Supplied text:
>>>>>

Porritt sends a strangely familiar stand-in – Jonathon Porritt at Swindon Festival of Literature

15 May
Jonathon Porritt...or is it Alex McKay? ©Calyx Pictures

Jonathon Porritt…or is it Alex McKay? ©Calyx Pictures

So, Jonathon Porritt couldn’t make today’s event. In his stead was Alex McKay from 2050.

Alex looked a lot like Jonathon and sounded a lot like Jonathon and we were all giggling at the shared joke.

Festival Director Matt Holland confided afterwards that Jonathon arrived at Swindon Arts Centre with minutes to spare having arrived that day from some far flung place. Festival attenders arrived at the venue and saw an anxious director fretting at the lack of an author so Matt and Jonathon decided to cook up a little performance to defuse the anxiety.

Alex McKay is the persona Jonathon uses in his book, The World We Made. It is him, transplanted some three and a half decades hence.

<<<<<

Short exercise: Decide whether each statement agrees with the Swindon festival report. Answer yes or no for each, quoting the deciding words from the report. (a) Alex McKay is a persona used in the book The World We Made. (b) Jonathon Porritt reached Swindon Arts Centre with plenty of time before the event. (c) The audience was fooled into believing Alex McKay was a different person.

Data lines:
>>>>>

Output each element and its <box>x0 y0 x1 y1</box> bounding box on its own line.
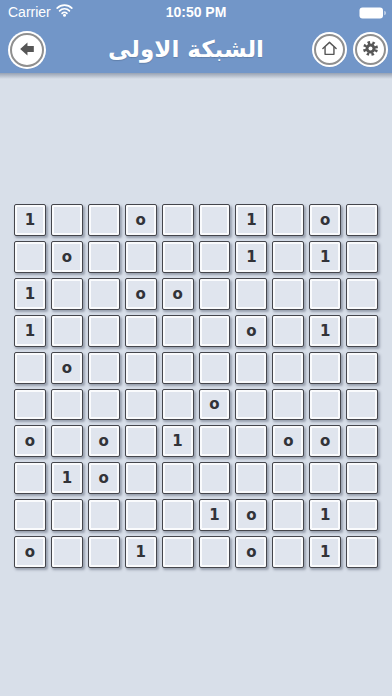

<<<<<

Answer to the problem:
(a) Yes: "Alex McKay is the persona Jonathon uses in his book, The World We Made."
(b) No: "Jonathon arrived at Swindon Arts Centre with minutes to spare"
(c) No: "we were all giggling at the shared joke."